** start DATA EXTRACT **
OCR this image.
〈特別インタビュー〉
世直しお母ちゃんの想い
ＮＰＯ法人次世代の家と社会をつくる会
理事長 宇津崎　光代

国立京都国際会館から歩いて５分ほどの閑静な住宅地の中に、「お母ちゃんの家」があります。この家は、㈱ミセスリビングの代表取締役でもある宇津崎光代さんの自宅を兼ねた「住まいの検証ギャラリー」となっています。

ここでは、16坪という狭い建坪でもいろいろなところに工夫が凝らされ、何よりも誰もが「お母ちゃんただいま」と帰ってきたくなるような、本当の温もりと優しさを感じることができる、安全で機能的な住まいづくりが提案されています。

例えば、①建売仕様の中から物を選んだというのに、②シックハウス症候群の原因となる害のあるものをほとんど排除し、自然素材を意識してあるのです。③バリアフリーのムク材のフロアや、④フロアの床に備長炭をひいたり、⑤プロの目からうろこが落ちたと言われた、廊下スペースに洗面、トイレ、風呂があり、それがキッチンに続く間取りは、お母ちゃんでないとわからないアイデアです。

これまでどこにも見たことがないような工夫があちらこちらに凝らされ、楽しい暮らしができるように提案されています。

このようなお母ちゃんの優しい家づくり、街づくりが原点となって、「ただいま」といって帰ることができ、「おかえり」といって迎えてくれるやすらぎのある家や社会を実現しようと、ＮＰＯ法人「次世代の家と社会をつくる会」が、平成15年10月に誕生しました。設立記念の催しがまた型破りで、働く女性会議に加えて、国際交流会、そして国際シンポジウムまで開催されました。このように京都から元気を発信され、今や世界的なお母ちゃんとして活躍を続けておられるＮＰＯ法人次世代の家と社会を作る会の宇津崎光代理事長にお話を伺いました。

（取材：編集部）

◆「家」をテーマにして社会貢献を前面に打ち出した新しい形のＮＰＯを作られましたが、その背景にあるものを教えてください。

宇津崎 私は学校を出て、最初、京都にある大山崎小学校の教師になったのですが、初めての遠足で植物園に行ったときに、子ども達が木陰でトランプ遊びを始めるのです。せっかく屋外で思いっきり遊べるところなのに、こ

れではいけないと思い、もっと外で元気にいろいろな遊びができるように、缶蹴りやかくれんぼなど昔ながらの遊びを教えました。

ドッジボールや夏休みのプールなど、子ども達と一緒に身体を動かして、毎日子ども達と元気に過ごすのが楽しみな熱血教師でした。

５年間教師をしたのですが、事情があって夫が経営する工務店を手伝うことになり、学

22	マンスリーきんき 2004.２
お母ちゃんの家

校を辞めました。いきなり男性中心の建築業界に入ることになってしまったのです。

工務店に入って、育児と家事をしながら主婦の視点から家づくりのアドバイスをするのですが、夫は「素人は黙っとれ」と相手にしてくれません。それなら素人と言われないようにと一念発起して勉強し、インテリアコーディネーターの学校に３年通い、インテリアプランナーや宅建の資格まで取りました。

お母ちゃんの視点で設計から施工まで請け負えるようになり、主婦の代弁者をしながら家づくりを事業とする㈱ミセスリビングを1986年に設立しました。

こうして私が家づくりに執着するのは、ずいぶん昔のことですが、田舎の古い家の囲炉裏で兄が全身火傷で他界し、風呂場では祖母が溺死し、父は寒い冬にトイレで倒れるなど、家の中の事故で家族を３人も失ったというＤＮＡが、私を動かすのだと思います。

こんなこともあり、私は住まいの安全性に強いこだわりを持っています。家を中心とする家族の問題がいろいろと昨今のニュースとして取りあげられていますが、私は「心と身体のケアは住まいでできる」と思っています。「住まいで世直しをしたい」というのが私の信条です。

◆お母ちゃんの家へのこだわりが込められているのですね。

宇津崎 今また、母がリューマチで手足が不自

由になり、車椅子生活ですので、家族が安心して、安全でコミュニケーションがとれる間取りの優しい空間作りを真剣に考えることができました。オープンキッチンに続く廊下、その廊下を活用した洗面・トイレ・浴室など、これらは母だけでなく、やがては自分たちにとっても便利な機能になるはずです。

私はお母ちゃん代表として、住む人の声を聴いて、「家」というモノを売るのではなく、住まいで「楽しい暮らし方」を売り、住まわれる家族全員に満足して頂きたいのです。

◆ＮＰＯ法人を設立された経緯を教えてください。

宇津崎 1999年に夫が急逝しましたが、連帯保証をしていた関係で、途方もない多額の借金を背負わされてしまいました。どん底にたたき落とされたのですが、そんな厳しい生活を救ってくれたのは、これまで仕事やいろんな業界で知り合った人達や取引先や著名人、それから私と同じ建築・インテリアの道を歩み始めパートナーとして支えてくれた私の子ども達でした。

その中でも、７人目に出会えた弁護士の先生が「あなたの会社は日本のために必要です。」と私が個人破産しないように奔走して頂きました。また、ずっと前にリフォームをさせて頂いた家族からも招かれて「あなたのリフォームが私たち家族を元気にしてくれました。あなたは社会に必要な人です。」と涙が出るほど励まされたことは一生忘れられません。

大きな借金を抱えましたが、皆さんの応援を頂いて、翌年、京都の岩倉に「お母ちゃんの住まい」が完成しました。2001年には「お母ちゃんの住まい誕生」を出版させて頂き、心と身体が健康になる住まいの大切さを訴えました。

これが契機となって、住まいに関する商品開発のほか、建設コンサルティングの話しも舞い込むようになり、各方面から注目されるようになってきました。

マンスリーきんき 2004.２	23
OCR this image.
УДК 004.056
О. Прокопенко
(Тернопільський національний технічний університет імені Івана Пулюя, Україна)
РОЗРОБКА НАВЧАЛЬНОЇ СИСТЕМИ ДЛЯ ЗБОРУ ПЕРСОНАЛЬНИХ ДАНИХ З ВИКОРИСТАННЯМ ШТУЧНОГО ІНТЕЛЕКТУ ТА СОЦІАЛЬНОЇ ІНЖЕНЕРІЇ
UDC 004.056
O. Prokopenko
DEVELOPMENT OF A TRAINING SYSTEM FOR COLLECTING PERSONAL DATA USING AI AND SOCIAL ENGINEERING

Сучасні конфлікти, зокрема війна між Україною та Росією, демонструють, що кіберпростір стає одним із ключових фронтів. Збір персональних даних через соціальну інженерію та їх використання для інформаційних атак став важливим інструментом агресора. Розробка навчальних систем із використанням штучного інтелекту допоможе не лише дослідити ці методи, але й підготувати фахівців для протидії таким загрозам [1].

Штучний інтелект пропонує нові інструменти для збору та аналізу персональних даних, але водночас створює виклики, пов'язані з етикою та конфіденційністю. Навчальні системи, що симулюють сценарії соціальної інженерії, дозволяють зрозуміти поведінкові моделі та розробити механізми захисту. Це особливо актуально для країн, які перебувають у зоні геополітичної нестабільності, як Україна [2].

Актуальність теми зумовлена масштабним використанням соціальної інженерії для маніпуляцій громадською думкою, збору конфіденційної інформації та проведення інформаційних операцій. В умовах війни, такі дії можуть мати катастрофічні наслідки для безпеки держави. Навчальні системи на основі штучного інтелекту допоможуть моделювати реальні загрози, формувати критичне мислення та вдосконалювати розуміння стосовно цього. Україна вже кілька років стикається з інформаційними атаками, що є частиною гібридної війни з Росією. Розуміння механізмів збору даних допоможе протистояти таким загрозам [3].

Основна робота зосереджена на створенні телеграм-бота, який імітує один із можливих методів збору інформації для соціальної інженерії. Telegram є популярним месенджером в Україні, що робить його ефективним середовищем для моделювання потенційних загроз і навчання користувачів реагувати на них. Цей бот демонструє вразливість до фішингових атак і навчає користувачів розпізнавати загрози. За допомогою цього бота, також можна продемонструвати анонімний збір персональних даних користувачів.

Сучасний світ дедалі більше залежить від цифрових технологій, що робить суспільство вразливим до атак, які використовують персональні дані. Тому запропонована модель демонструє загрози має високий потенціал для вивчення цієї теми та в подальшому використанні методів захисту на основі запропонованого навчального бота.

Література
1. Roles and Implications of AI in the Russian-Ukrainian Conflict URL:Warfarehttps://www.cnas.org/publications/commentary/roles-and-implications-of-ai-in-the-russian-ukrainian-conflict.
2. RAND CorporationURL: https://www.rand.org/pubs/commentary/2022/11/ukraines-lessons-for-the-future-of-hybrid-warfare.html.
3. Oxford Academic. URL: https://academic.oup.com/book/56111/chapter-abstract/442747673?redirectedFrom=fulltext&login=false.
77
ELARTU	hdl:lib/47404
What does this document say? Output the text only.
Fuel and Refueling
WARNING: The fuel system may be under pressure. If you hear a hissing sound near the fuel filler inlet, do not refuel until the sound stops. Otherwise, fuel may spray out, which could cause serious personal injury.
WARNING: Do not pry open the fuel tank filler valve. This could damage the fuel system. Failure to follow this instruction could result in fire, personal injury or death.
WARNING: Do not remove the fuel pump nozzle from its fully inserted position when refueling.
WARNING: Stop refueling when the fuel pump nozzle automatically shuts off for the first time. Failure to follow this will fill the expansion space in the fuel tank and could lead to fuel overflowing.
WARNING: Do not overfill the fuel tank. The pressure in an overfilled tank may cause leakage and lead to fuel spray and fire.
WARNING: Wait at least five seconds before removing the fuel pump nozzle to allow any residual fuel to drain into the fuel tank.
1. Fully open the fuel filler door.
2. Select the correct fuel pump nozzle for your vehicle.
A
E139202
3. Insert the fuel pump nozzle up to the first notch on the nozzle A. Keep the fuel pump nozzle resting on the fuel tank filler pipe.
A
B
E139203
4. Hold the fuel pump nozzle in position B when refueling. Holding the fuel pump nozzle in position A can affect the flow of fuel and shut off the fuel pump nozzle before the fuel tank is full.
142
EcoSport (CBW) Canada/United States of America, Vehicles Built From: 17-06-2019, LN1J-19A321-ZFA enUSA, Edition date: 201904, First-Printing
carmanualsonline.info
** end DATA EXTRACT **
DIRECTIONS FOR THIS TASK – Select and copy every line from the records that includes the word "position".

FINAL RESULT –
WARNING: Do not remove the fuel pump nozzle from its fully inserted position when refueling.
4. Hold the fuel pump nozzle in position B when refueling. Holding the fuel pump nozzle in position A can affect the flow of fuel and shut off the fuel pump nozzle before the fuel tank is full.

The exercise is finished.